Task to carry out:
Extract the full listing verbatim and drop any pictures from your copy.

== Data supplied ==

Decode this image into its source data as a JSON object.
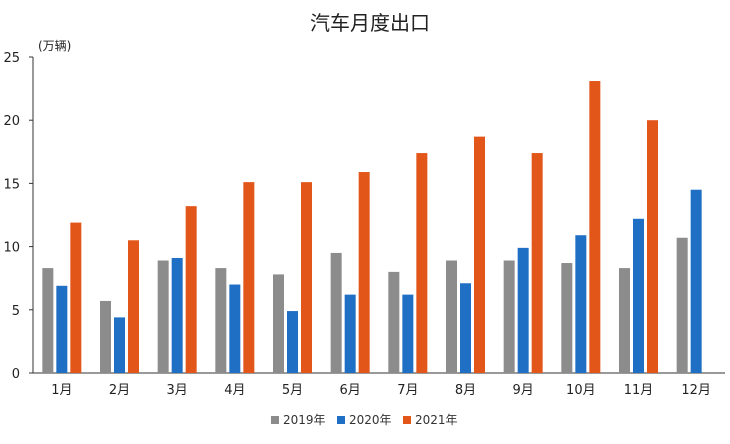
{
  "chart_data": {
    "type": "bar",
    "title": "汽车月度出口",
    "ylabel": "(万辆)",
    "xlabel": "",
    "ylim": [
      0,
      25
    ],
    "yticks": [
      0,
      5,
      10,
      15,
      20,
      25
    ],
    "grid": false,
    "legend_position": "bottom",
    "categories": [
      "1月",
      "2月",
      "3月",
      "4月",
      "5月",
      "6月",
      "7月",
      "8月",
      "9月",
      "10月",
      "11月",
      "12月"
    ],
    "series": [
      {
        "name": "2019年",
        "color": "#8c8c8c",
        "values": [
          8.3,
          5.7,
          8.9,
          8.3,
          7.8,
          9.5,
          8.0,
          8.9,
          8.9,
          8.7,
          8.3,
          10.7
        ]
      },
      {
        "name": "2020年",
        "color": "#1f6fc5",
        "values": [
          6.9,
          4.4,
          9.1,
          7.0,
          4.9,
          6.2,
          6.2,
          7.1,
          9.9,
          10.9,
          12.2,
          14.5
        ]
      },
      {
        "name": "2021年",
        "color": "#e2561a",
        "values": [
          11.9,
          10.5,
          13.2,
          15.1,
          15.1,
          15.9,
          17.4,
          18.7,
          17.4,
          23.1,
          20.0,
          null
        ]
      }
    ]
  }
}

===

Response to the exercise:
Decode this image into its source data as a JSON object.
{
  "chart_data": {
    "type": "bar",
    "title": "汽车月度出口",
    "ylabel": "(万辆)",
    "xlabel": "",
    "ylim": [
      0,
      25
    ],
    "yticks": [
      0,
      5,
      10,
      15,
      20,
      25
    ],
    "grid": false,
    "legend_position": "bottom",
    "categories": [
      "1月",
      "2月",
      "3月",
      "4月",
      "5月",
      "6月",
      "7月",
      "8月",
      "9月",
      "10月",
      "11月",
      "12月"
    ],
    "series": [
      {
        "name": "2019年",
        "color": "#8c8c8c",
        "values": [
          8.3,
          5.7,
          8.9,
          8.3,
          7.8,
          9.5,
          8.0,
          8.9,
          8.9,
          8.7,
          8.3,
          10.7
        ]
      },
      {
        "name": "2020年",
        "color": "#1f6fc5",
        "values": [
          6.9,
          4.4,
          9.1,
          7.0,
          4.9,
          6.2,
          6.2,
          7.1,
          9.9,
          10.9,
          12.2,
          14.5
        ]
      },
      {
        "name": "2021年",
        "color": "#e2561a",
        "values": [
          11.9,
          10.5,
          13.2,
          15.1,
          15.1,
          15.9,
          17.4,
          18.7,
          17.4,
          23.1,
          20.0,
          null
        ]
      }
    ]
  }
}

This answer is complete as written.